◆ **Given exercise**
Extract the text of every entry below exactly; leave images out.

Begin Excerpted records

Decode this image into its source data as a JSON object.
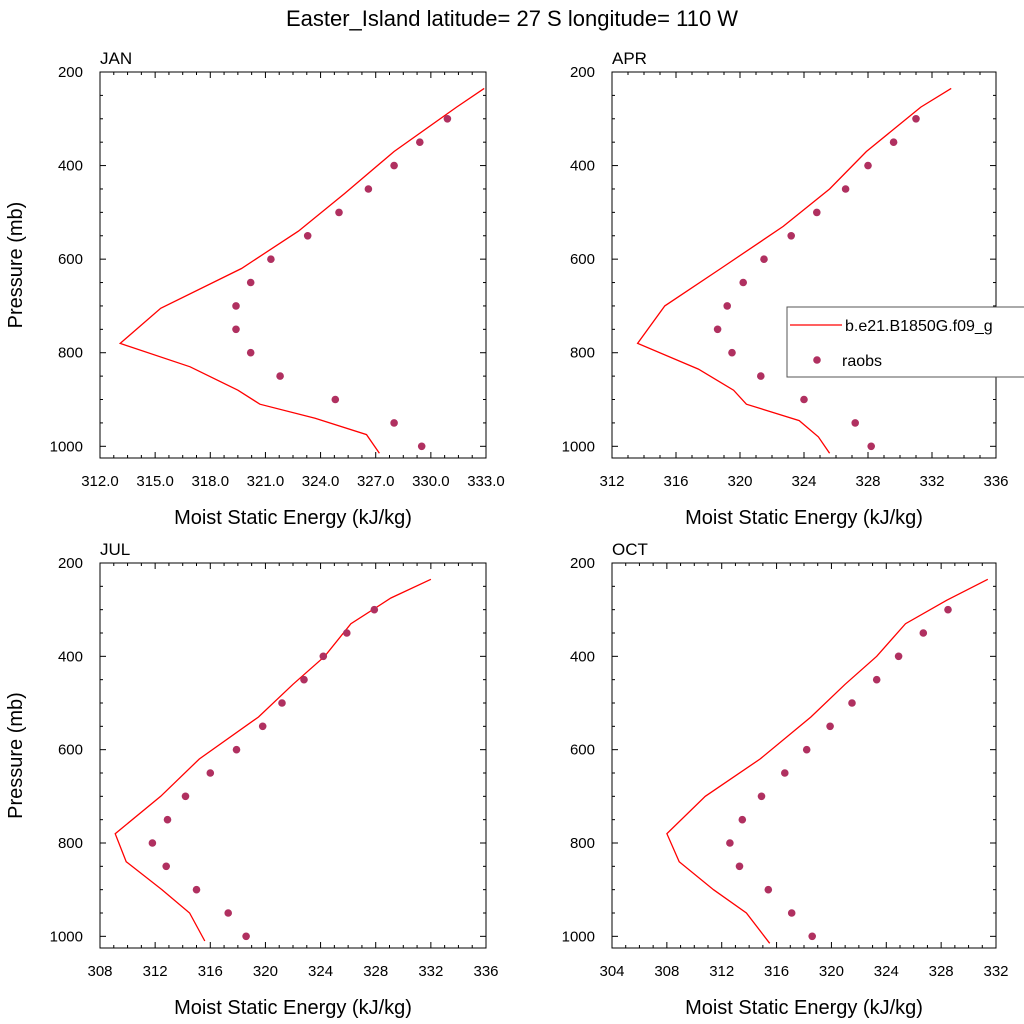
{
  "figure_title": "Easter_Island  latitude= 27 S longitude= 110 W",
  "legend": {
    "model_label": "b.e21.B1850G.f09_g",
    "obs_label": "raobs"
  },
  "colors": {
    "model_line": "#ff0000",
    "obs_marker": "#b03060"
  },
  "chart_data": [
    {
      "type": "line",
      "panel_label": "JAN",
      "xlabel": "Moist Static Energy (kJ/kg)",
      "ylabel": "Pressure (mb)",
      "xlim": [
        312,
        333
      ],
      "ylim": [
        1025,
        200
      ],
      "xticks": [
        312,
        315,
        318,
        321,
        324,
        327,
        330,
        333
      ],
      "xtick_labels": [
        "312.0",
        "315.0",
        "318.0",
        "321.0",
        "324.0",
        "327.0",
        "330.0",
        "333.0"
      ],
      "yticks": [
        200,
        400,
        600,
        800,
        1000
      ],
      "ytick_labels": [
        "200",
        "400",
        "600",
        "800",
        "1000"
      ],
      "series": [
        {
          "name": "b.e21.B1850G.f09_g",
          "kind": "line",
          "x": [
            332.9,
            331.4,
            328.0,
            325.3,
            322.8,
            319.7,
            315.3,
            313.1,
            316.9,
            319.5,
            320.7,
            323.7,
            326.5,
            327.2
          ],
          "y": [
            235,
            275,
            370,
            460,
            540,
            620,
            705,
            780,
            830,
            880,
            910,
            940,
            975,
            1015
          ]
        },
        {
          "name": "raobs",
          "kind": "scatter",
          "x": [
            330.9,
            329.4,
            328.0,
            326.6,
            325.0,
            323.3,
            321.3,
            320.2,
            319.4,
            319.4,
            320.2,
            321.8,
            324.8,
            328.0,
            329.5
          ],
          "y": [
            300,
            350,
            400,
            450,
            500,
            550,
            600,
            650,
            700,
            750,
            800,
            850,
            900,
            950,
            1000
          ]
        }
      ]
    },
    {
      "type": "line",
      "panel_label": "APR",
      "xlabel": "Moist Static Energy (kJ/kg)",
      "ylabel": "Pressure (mb)",
      "xlim": [
        312,
        336
      ],
      "ylim": [
        1025,
        200
      ],
      "xticks": [
        312,
        316,
        320,
        324,
        328,
        332,
        336
      ],
      "xtick_labels": [
        "312",
        "316",
        "320",
        "324",
        "328",
        "332",
        "336"
      ],
      "yticks": [
        200,
        400,
        600,
        800,
        1000
      ],
      "ytick_labels": [
        "200",
        "400",
        "600",
        "800",
        "1000"
      ],
      "series": [
        {
          "name": "b.e21.B1850G.f09_g",
          "kind": "line",
          "x": [
            333.2,
            331.3,
            327.9,
            325.6,
            322.7,
            318.8,
            315.3,
            313.6,
            317.4,
            319.6,
            320.4,
            323.7,
            324.9,
            325.6
          ],
          "y": [
            235,
            275,
            370,
            450,
            530,
            620,
            700,
            780,
            835,
            880,
            910,
            945,
            980,
            1015
          ]
        },
        {
          "name": "raobs",
          "kind": "scatter",
          "x": [
            331.0,
            329.6,
            328.0,
            326.6,
            324.8,
            323.2,
            321.5,
            320.2,
            319.2,
            318.6,
            319.5,
            321.3,
            324.0,
            327.2,
            328.2
          ],
          "y": [
            300,
            350,
            400,
            450,
            500,
            550,
            600,
            650,
            700,
            750,
            800,
            850,
            900,
            950,
            1000
          ]
        }
      ]
    },
    {
      "type": "line",
      "panel_label": "JUL",
      "xlabel": "Moist Static Energy (kJ/kg)",
      "ylabel": "Pressure (mb)",
      "xlim": [
        308,
        336
      ],
      "ylim": [
        1025,
        200
      ],
      "xticks": [
        308,
        312,
        316,
        320,
        324,
        328,
        332,
        336
      ],
      "xtick_labels": [
        "308",
        "312",
        "316",
        "320",
        "324",
        "328",
        "332",
        "336"
      ],
      "yticks": [
        200,
        400,
        600,
        800,
        1000
      ],
      "ytick_labels": [
        "200",
        "400",
        "600",
        "800",
        "1000"
      ],
      "series": [
        {
          "name": "b.e21.B1850G.f09_g",
          "kind": "line",
          "x": [
            332.0,
            329.1,
            326.2,
            324.3,
            322.0,
            319.5,
            315.2,
            312.4,
            309.1,
            309.9,
            312.5,
            314.5,
            315.6
          ],
          "y": [
            235,
            275,
            330,
            400,
            460,
            530,
            620,
            700,
            780,
            840,
            900,
            950,
            1010
          ]
        },
        {
          "name": "raobs",
          "kind": "scatter",
          "x": [
            327.9,
            325.9,
            324.2,
            322.8,
            321.2,
            319.8,
            317.9,
            316.0,
            314.2,
            312.9,
            311.8,
            312.8,
            315.0,
            317.3,
            318.6
          ],
          "y": [
            300,
            350,
            400,
            450,
            500,
            550,
            600,
            650,
            700,
            750,
            800,
            850,
            900,
            950,
            1000
          ]
        }
      ]
    },
    {
      "type": "line",
      "panel_label": "OCT",
      "xlabel": "Moist Static Energy (kJ/kg)",
      "ylabel": "Pressure (mb)",
      "xlim": [
        304,
        332
      ],
      "ylim": [
        1025,
        200
      ],
      "xticks": [
        304,
        308,
        312,
        316,
        320,
        324,
        328,
        332
      ],
      "xtick_labels": [
        "304",
        "308",
        "312",
        "316",
        "320",
        "324",
        "328",
        "332"
      ],
      "yticks": [
        200,
        400,
        600,
        800,
        1000
      ],
      "ytick_labels": [
        "200",
        "400",
        "600",
        "800",
        "1000"
      ],
      "series": [
        {
          "name": "b.e21.B1850G.f09_g",
          "kind": "line",
          "x": [
            331.4,
            328.4,
            325.4,
            323.3,
            321.0,
            318.5,
            314.8,
            310.8,
            308.0,
            308.9,
            311.4,
            313.8,
            315.5
          ],
          "y": [
            235,
            280,
            330,
            400,
            460,
            530,
            620,
            700,
            780,
            840,
            900,
            950,
            1015
          ]
        },
        {
          "name": "raobs",
          "kind": "scatter",
          "x": [
            328.5,
            326.7,
            324.9,
            323.3,
            321.5,
            319.9,
            318.2,
            316.6,
            314.9,
            313.5,
            312.6,
            313.3,
            315.4,
            317.1,
            318.6
          ],
          "y": [
            300,
            350,
            400,
            450,
            500,
            550,
            600,
            650,
            700,
            750,
            800,
            850,
            900,
            950,
            1000
          ]
        }
      ]
    }
  ]
}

End Excerpted records

◆ **Reply to the task**
Decode this image into its source data as a JSON object.
{
  "figure_title": "Easter_Island  latitude= 27 S longitude= 110 W",
  "legend": {
    "model_label": "b.e21.B1850G.f09_g",
    "obs_label": "raobs"
  },
  "colors": {
    "model_line": "#ff0000",
    "obs_marker": "#b03060"
  },
  "chart_data": [
    {
      "type": "line",
      "panel_label": "JAN",
      "xlabel": "Moist Static Energy (kJ/kg)",
      "ylabel": "Pressure (mb)",
      "xlim": [
        312,
        333
      ],
      "ylim": [
        1025,
        200
      ],
      "xticks": [
        312,
        315,
        318,
        321,
        324,
        327,
        330,
        333
      ],
      "xtick_labels": [
        "312.0",
        "315.0",
        "318.0",
        "321.0",
        "324.0",
        "327.0",
        "330.0",
        "333.0"
      ],
      "yticks": [
        200,
        400,
        600,
        800,
        1000
      ],
      "ytick_labels": [
        "200",
        "400",
        "600",
        "800",
        "1000"
      ],
      "series": [
        {
          "name": "b.e21.B1850G.f09_g",
          "kind": "line",
          "x": [
            332.9,
            331.4,
            328.0,
            325.3,
            322.8,
            319.7,
            315.3,
            313.1,
            316.9,
            319.5,
            320.7,
            323.7,
            326.5,
            327.2
          ],
          "y": [
            235,
            275,
            370,
            460,
            540,
            620,
            705,
            780,
            830,
            880,
            910,
            940,
            975,
            1015
          ]
        },
        {
          "name": "raobs",
          "kind": "scatter",
          "x": [
            330.9,
            329.4,
            328.0,
            326.6,
            325.0,
            323.3,
            321.3,
            320.2,
            319.4,
            319.4,
            320.2,
            321.8,
            324.8,
            328.0,
            329.5
          ],
          "y": [
            300,
            350,
            400,
            450,
            500,
            550,
            600,
            650,
            700,
            750,
            800,
            850,
            900,
            950,
            1000
          ]
        }
      ]
    },
    {
      "type": "line",
      "panel_label": "APR",
      "xlabel": "Moist Static Energy (kJ/kg)",
      "ylabel": "Pressure (mb)",
      "xlim": [
        312,
        336
      ],
      "ylim": [
        1025,
        200
      ],
      "xticks": [
        312,
        316,
        320,
        324,
        328,
        332,
        336
      ],
      "xtick_labels": [
        "312",
        "316",
        "320",
        "324",
        "328",
        "332",
        "336"
      ],
      "yticks": [
        200,
        400,
        600,
        800,
        1000
      ],
      "ytick_labels": [
        "200",
        "400",
        "600",
        "800",
        "1000"
      ],
      "series": [
        {
          "name": "b.e21.B1850G.f09_g",
          "kind": "line",
          "x": [
            333.2,
            331.3,
            327.9,
            325.6,
            322.7,
            318.8,
            315.3,
            313.6,
            317.4,
            319.6,
            320.4,
            323.7,
            324.9,
            325.6
          ],
          "y": [
            235,
            275,
            370,
            450,
            530,
            620,
            700,
            780,
            835,
            880,
            910,
            945,
            980,
            1015
          ]
        },
        {
          "name": "raobs",
          "kind": "scatter",
          "x": [
            331.0,
            329.6,
            328.0,
            326.6,
            324.8,
            323.2,
            321.5,
            320.2,
            319.2,
            318.6,
            319.5,
            321.3,
            324.0,
            327.2,
            328.2
          ],
          "y": [
            300,
            350,
            400,
            450,
            500,
            550,
            600,
            650,
            700,
            750,
            800,
            850,
            900,
            950,
            1000
          ]
        }
      ]
    },
    {
      "type": "line",
      "panel_label": "JUL",
      "xlabel": "Moist Static Energy (kJ/kg)",
      "ylabel": "Pressure (mb)",
      "xlim": [
        308,
        336
      ],
      "ylim": [
        1025,
        200
      ],
      "xticks": [
        308,
        312,
        316,
        320,
        324,
        328,
        332,
        336
      ],
      "xtick_labels": [
        "308",
        "312",
        "316",
        "320",
        "324",
        "328",
        "332",
        "336"
      ],
      "yticks": [
        200,
        400,
        600,
        800,
        1000
      ],
      "ytick_labels": [
        "200",
        "400",
        "600",
        "800",
        "1000"
      ],
      "series": [
        {
          "name": "b.e21.B1850G.f09_g",
          "kind": "line",
          "x": [
            332.0,
            329.1,
            326.2,
            324.3,
            322.0,
            319.5,
            315.2,
            312.4,
            309.1,
            309.9,
            312.5,
            314.5,
            315.6
          ],
          "y": [
            235,
            275,
            330,
            400,
            460,
            530,
            620,
            700,
            780,
            840,
            900,
            950,
            1010
          ]
        },
        {
          "name": "raobs",
          "kind": "scatter",
          "x": [
            327.9,
            325.9,
            324.2,
            322.8,
            321.2,
            319.8,
            317.9,
            316.0,
            314.2,
            312.9,
            311.8,
            312.8,
            315.0,
            317.3,
            318.6
          ],
          "y": [
            300,
            350,
            400,
            450,
            500,
            550,
            600,
            650,
            700,
            750,
            800,
            850,
            900,
            950,
            1000
          ]
        }
      ]
    },
    {
      "type": "line",
      "panel_label": "OCT",
      "xlabel": "Moist Static Energy (kJ/kg)",
      "ylabel": "Pressure (mb)",
      "xlim": [
        304,
        332
      ],
      "ylim": [
        1025,
        200
      ],
      "xticks": [
        304,
        308,
        312,
        316,
        320,
        324,
        328,
        332
      ],
      "xtick_labels": [
        "304",
        "308",
        "312",
        "316",
        "320",
        "324",
        "328",
        "332"
      ],
      "yticks": [
        200,
        400,
        600,
        800,
        1000
      ],
      "ytick_labels": [
        "200",
        "400",
        "600",
        "800",
        "1000"
      ],
      "series": [
        {
          "name": "b.e21.B1850G.f09_g",
          "kind": "line",
          "x": [
            331.4,
            328.4,
            325.4,
            323.3,
            321.0,
            318.5,
            314.8,
            310.8,
            308.0,
            308.9,
            311.4,
            313.8,
            315.5
          ],
          "y": [
            235,
            280,
            330,
            400,
            460,
            530,
            620,
            700,
            780,
            840,
            900,
            950,
            1015
          ]
        },
        {
          "name": "raobs",
          "kind": "scatter",
          "x": [
            328.5,
            326.7,
            324.9,
            323.3,
            321.5,
            319.9,
            318.2,
            316.6,
            314.9,
            313.5,
            312.6,
            313.3,
            315.4,
            317.1,
            318.6
          ],
          "y": [
            300,
            350,
            400,
            450,
            500,
            550,
            600,
            650,
            700,
            750,
            800,
            850,
            900,
            950,
            1000
          ]
        }
      ]
    }
  ]
}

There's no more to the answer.